**WHAT YOU ARE ASKED TO DO**
Copy out the records word for word, from the first line through the line containing "series-line-sun-energy [74, 232, 435, 395]", including both ends.

**RECORDS TO PROCESS**
>>>>>

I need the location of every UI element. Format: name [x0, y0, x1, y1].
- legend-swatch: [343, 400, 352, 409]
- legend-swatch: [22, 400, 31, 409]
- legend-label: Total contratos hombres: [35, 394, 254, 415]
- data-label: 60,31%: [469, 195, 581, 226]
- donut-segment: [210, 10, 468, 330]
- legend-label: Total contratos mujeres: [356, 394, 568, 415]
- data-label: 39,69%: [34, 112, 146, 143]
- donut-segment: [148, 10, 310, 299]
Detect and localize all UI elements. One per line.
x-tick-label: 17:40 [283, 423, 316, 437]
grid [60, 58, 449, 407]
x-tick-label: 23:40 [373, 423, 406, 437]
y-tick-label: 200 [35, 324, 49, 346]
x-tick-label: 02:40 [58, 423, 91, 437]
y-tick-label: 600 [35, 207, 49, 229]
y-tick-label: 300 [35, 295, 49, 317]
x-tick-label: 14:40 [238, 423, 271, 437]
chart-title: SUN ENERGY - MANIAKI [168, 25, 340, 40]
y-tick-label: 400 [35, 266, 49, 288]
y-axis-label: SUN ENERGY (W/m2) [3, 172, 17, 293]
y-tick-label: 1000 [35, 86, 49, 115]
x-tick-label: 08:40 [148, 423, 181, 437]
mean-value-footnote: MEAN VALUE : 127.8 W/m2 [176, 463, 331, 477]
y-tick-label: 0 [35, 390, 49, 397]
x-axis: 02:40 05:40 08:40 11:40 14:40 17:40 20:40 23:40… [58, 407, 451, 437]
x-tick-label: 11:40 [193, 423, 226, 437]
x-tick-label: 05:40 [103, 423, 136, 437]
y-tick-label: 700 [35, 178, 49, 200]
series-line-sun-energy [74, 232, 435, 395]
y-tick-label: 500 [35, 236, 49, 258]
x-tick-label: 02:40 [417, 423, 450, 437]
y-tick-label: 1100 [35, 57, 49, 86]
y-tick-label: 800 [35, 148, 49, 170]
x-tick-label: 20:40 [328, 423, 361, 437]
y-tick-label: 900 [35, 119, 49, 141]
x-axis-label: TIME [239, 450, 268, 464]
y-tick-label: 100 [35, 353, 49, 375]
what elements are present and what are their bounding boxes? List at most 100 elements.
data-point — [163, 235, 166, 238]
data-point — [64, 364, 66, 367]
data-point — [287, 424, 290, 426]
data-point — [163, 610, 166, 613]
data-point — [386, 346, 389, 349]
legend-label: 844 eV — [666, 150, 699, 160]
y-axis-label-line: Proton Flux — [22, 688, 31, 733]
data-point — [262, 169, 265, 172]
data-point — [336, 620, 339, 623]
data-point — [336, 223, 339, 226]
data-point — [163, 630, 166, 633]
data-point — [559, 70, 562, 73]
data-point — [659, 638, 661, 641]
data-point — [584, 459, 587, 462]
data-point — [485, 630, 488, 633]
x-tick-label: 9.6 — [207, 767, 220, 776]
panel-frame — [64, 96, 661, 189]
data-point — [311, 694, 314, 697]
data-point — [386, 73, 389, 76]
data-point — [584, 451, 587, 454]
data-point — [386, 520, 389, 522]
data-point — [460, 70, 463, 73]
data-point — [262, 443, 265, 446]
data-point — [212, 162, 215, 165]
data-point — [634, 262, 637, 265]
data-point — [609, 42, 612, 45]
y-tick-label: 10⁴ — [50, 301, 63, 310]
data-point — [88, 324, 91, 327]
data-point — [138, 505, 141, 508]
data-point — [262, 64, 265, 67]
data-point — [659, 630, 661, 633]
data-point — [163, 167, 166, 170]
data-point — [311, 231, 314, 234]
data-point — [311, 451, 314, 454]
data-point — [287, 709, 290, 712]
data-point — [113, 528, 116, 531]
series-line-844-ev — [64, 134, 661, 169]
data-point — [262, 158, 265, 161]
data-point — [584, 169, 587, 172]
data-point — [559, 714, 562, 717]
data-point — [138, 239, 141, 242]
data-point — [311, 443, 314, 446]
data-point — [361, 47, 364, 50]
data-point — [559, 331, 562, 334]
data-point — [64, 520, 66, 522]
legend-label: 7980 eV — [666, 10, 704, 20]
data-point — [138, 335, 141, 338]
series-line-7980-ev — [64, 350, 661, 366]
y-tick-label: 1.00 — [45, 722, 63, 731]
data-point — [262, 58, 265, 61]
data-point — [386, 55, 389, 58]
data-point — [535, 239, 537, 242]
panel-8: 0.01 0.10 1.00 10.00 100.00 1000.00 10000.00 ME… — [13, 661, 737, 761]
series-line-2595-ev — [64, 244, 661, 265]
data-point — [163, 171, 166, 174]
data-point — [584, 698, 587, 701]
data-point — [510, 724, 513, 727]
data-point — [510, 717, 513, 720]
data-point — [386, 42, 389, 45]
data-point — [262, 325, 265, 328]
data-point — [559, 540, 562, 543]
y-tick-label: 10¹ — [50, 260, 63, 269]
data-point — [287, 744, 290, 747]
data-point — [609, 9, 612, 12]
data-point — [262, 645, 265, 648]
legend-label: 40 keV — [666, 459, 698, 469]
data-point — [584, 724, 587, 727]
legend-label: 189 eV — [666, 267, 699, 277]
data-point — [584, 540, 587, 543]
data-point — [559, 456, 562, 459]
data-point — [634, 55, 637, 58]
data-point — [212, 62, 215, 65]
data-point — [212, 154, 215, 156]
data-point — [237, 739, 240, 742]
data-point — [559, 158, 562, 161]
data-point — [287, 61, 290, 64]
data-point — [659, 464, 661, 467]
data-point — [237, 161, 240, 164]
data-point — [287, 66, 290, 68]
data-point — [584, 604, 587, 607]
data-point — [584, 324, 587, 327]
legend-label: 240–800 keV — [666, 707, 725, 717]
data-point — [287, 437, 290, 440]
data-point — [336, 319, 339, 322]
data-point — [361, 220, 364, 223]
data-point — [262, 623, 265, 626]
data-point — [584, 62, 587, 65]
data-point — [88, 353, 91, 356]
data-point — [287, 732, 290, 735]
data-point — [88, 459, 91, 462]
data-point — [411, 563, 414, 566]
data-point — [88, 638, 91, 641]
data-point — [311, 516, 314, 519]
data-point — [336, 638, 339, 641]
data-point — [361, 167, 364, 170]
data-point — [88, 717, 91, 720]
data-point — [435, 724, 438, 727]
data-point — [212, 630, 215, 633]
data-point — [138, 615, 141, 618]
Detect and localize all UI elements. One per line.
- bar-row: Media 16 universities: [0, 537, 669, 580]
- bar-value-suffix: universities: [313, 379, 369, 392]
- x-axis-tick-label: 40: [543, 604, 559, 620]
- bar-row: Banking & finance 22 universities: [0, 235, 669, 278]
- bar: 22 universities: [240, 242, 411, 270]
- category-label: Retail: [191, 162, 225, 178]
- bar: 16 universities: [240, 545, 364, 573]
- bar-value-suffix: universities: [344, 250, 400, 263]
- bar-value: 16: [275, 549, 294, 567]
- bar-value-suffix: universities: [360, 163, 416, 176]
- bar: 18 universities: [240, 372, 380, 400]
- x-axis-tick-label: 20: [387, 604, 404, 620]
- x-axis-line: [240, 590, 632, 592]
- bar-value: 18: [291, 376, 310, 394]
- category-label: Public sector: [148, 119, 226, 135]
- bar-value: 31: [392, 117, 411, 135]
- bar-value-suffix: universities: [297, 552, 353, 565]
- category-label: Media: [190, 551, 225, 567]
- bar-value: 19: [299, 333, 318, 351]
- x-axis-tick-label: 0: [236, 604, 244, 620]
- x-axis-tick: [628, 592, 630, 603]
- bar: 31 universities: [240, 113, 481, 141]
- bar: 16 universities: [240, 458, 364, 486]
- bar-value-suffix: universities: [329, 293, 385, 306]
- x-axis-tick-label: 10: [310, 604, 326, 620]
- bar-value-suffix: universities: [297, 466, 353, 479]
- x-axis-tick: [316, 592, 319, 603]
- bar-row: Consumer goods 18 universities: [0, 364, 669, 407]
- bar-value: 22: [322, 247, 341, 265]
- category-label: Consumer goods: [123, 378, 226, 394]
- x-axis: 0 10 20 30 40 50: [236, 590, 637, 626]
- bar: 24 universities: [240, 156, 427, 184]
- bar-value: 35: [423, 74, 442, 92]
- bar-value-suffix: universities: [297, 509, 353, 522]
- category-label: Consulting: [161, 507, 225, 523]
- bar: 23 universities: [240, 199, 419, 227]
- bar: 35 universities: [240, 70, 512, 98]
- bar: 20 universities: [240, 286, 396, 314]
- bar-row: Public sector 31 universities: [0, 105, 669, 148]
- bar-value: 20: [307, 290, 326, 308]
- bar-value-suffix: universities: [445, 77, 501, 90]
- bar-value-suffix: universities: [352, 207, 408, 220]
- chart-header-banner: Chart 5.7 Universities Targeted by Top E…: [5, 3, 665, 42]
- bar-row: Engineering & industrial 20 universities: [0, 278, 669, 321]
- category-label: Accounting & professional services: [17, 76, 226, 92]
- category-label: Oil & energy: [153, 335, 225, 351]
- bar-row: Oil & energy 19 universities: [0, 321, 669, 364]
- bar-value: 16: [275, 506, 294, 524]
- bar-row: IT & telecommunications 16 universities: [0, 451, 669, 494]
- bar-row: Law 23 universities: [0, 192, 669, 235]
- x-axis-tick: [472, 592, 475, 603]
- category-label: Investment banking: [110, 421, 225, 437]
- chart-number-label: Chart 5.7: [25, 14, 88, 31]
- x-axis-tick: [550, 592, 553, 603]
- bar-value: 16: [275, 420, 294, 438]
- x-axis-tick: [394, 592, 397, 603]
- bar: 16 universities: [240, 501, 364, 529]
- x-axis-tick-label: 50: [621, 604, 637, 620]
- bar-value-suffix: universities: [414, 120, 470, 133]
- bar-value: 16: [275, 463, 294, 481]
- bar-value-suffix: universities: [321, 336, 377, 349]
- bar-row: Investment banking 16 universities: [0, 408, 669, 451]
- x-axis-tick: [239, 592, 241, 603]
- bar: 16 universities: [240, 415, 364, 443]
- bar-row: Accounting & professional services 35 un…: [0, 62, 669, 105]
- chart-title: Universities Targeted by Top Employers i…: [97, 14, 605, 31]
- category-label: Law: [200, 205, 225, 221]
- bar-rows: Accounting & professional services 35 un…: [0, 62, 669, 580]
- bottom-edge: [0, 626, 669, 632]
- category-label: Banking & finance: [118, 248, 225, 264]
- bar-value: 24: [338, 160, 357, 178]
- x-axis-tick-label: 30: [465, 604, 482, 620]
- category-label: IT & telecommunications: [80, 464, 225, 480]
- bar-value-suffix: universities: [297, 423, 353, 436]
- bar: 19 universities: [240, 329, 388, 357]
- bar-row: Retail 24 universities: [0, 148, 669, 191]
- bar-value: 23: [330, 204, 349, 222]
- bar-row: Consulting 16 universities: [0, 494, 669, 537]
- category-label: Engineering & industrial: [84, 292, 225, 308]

<<<<<

**RESPONSE TO THIS EXERCISE**
I need the location of every UI element. Format: name [x0, y0, x1, y1].
- legend-swatch: [343, 400, 352, 409]
- legend-swatch: [22, 400, 31, 409]
- legend-label: Total contratos hombres: [35, 394, 254, 415]
- data-label: 60,31%: [469, 195, 581, 226]
- donut-segment: [210, 10, 468, 330]
- legend-label: Total contratos mujeres: [356, 394, 568, 415]
- data-label: 39,69%: [34, 112, 146, 143]
- donut-segment: [148, 10, 310, 299]
Detect and localize all UI elements. One per line.
x-tick-label: 17:40 [283, 423, 316, 437]
grid [60, 58, 449, 407]
x-tick-label: 23:40 [373, 423, 406, 437]
y-tick-label: 200 [35, 324, 49, 346]
x-tick-label: 02:40 [58, 423, 91, 437]
y-tick-label: 600 [35, 207, 49, 229]
y-tick-label: 300 [35, 295, 49, 317]
x-tick-label: 14:40 [238, 423, 271, 437]
chart-title: SUN ENERGY - MANIAKI [168, 25, 340, 40]
y-tick-label: 400 [35, 266, 49, 288]
y-axis-label: SUN ENERGY (W/m2) [3, 172, 17, 293]
y-tick-label: 1000 [35, 86, 49, 115]
x-tick-label: 08:40 [148, 423, 181, 437]
mean-value-footnote: MEAN VALUE : 127.8 W/m2 [176, 463, 331, 477]
y-tick-label: 0 [35, 390, 49, 397]
x-axis: 02:40 05:40 08:40 11:40 14:40 17:40 20:40 23:40… [58, 407, 451, 437]
x-tick-label: 11:40 [193, 423, 226, 437]
x-tick-label: 05:40 [103, 423, 136, 437]
y-tick-label: 700 [35, 178, 49, 200]
series-line-sun-energy [74, 232, 435, 395]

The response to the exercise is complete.